*Goal*. Below is the data. Give it again, complete and exact.

▶

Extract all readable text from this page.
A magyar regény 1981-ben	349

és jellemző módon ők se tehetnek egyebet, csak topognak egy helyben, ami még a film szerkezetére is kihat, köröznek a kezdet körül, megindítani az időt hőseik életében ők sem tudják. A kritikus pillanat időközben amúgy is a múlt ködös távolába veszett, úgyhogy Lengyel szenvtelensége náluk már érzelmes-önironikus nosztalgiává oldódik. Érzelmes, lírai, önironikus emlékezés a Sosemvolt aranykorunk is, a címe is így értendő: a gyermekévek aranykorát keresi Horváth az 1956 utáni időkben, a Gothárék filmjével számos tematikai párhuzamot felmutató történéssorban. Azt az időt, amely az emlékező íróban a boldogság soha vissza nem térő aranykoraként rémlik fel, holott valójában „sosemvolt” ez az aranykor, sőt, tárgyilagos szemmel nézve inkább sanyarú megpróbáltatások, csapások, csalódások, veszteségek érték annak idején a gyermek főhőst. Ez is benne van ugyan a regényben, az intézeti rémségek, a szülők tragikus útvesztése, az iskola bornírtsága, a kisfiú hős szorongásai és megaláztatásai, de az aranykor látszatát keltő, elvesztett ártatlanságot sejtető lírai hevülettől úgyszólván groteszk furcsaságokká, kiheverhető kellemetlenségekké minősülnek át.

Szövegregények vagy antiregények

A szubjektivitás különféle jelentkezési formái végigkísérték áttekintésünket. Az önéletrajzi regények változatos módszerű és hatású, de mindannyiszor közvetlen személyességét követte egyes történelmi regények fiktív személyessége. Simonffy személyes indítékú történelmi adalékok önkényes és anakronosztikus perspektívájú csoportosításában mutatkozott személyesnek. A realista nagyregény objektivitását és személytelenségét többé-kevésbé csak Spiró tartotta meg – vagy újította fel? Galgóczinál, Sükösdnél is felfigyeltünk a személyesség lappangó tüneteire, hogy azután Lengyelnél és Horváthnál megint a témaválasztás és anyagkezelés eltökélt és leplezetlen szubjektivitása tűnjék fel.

◀

*Exercise result*.
Extract all readable text from this page.
A magyar regény 1981-ben	349

és jellemző módon ők se tehetnek egyebet, csak topognak egy helyben, ami még a film szerkezetére is kihat, köröznek a kezdet körül, megindítani az időt hőseik életében ők sem tudják. A kritikus pillanat időközben amúgy is a múlt ködös távolába veszett, úgyhogy Lengyel szenvtelensége náluk már érzelmes-önironikus nosztalgiává oldódik. Érzelmes, lírai, önironikus emlékezés a Sosemvolt aranykorunk is, a címe is így értendő: a gyermekévek aranykorát keresi Horváth az 1956 utáni időkben, a Gothárék filmjével számos tematikai párhuzamot felmutató történéssorban. Azt az időt, amely az emlékező íróban a boldogság soha vissza nem térő aranykoraként rémlik fel, holott valójában „sosemvolt” ez az aranykor, sőt, tárgyilagos szemmel nézve inkább sanyarú megpróbáltatások, csapások, csalódások, veszteségek érték annak idején a gyermek főhőst. Ez is benne van ugyan a regényben, az intézeti rémségek, a szülők tragikus útvesztése, az iskola bornírtsága, a kisfiú hős szorongásai és megaláztatásai, de az aranykor látszatát keltő, elvesztett ártatlanságot sejtető lírai hevülettől úgyszólván groteszk furcsaságokká, kiheverhető kellemetlenségekké minősülnek át.

Szövegregények vagy antiregények

A szubjektivitás különféle jelentkezési formái végigkísérték áttekintésünket. Az önéletrajzi regények változatos módszerű és hatású, de mindannyiszor közvetlen személyességét követte egyes történelmi regények fiktív személyessége. Simonffy személyes indítékú történelmi adalékok önkényes és anakronosztikus perspektívájú csoportosításában mutatkozott személyesnek. A realista nagyregény objektivitását és személytelenségét többé-kevésbé csak Spiró tartotta meg – vagy újította fel? Galgóczinál, Sükösdnél is felfigyeltünk a személyesség lappangó tüneteire, hogy azután Lengyelnél és Horváthnál megint a témaválasztás és anyagkezelés eltökélt és leplezetlen szubjektivitása tűnjék fel.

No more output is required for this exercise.